(Figure record listings)
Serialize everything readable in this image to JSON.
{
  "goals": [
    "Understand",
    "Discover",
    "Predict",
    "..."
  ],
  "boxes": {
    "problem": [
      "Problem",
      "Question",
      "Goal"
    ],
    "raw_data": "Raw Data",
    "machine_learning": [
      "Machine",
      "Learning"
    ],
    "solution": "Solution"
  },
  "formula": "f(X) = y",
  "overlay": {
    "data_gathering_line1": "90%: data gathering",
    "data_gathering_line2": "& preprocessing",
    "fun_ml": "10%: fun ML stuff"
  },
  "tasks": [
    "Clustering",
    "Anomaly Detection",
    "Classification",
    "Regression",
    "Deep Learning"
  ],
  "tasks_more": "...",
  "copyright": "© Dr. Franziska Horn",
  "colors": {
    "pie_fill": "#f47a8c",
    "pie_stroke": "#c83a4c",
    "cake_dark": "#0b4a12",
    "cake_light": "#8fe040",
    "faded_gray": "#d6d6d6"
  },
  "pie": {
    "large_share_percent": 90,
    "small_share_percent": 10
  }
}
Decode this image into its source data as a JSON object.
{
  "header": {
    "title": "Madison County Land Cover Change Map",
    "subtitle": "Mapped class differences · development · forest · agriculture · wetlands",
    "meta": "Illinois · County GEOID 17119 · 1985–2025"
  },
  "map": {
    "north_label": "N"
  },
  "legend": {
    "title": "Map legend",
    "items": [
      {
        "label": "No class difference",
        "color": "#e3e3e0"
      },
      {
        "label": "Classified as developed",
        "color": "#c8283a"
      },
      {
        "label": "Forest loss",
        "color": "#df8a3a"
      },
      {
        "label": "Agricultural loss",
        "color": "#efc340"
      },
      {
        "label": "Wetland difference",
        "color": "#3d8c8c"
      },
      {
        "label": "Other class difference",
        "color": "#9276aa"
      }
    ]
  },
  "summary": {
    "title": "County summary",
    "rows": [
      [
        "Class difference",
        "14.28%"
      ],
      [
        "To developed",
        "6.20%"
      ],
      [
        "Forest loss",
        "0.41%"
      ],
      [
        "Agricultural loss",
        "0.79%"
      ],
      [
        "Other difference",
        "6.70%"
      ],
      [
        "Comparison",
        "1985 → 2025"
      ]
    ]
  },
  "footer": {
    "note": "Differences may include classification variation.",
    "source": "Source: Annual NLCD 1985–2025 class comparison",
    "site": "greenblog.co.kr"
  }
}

Exercise task
Extract each entry in full and write it down exactly.

The completed task
Serialize everything readable in this image to JSON.
{
  "goals": [
    "Understand",
    "Discover",
    "Predict",
    "..."
  ],
  "boxes": {
    "problem": [
      "Problem",
      "Question",
      "Goal"
    ],
    "raw_data": "Raw Data",
    "machine_learning": [
      "Machine",
      "Learning"
    ],
    "solution": "Solution"
  },
  "formula": "f(X) = y",
  "overlay": {
    "data_gathering_line1": "90%: data gathering",
    "data_gathering_line2": "& preprocessing",
    "fun_ml": "10%: fun ML stuff"
  },
  "tasks": [
    "Clustering",
    "Anomaly Detection",
    "Classification",
    "Regression",
    "Deep Learning"
  ],
  "tasks_more": "...",
  "copyright": "© Dr. Franziska Horn",
  "colors": {
    "pie_fill": "#f47a8c",
    "pie_stroke": "#c83a4c",
    "cake_dark": "#0b4a12",
    "cake_light": "#8fe040",
    "faded_gray": "#d6d6d6"
  },
  "pie": {
    "large_share_percent": 90,
    "small_share_percent": 10
  }
}
Decode this image into its source data as a JSON object.
{
  "header": {
    "title": "Madison County Land Cover Change Map",
    "subtitle": "Mapped class differences · development · forest · agriculture · wetlands",
    "meta": "Illinois · County GEOID 17119 · 1985–2025"
  },
  "map": {
    "north_label": "N"
  },
  "legend": {
    "title": "Map legend",
    "items": [
      {
        "label": "No class difference",
        "color": "#e3e3e0"
      },
      {
        "label": "Classified as developed",
        "color": "#c8283a"
      },
      {
        "label": "Forest loss",
        "color": "#df8a3a"
      },
      {
        "label": "Agricultural loss",
        "color": "#efc340"
      },
      {
        "label": "Wetland difference",
        "color": "#3d8c8c"
      },
      {
        "label": "Other class difference",
        "color": "#9276aa"
      }
    ]
  },
  "summary": {
    "title": "County summary",
    "rows": [
      [
        "Class difference",
        "14.28%"
      ],
      [
        "To developed",
        "6.20%"
      ],
      [
        "Forest loss",
        "0.41%"
      ],
      [
        "Agricultural loss",
        "0.79%"
      ],
      [
        "Other difference",
        "6.70%"
      ],
      [
        "Comparison",
        "1985 → 2025"
      ]
    ]
  },
  "footer": {
    "note": "Differences may include classification variation.",
    "source": "Source: Annual NLCD 1985–2025 class comparison",
    "site": "greenblog.co.kr"
  }
}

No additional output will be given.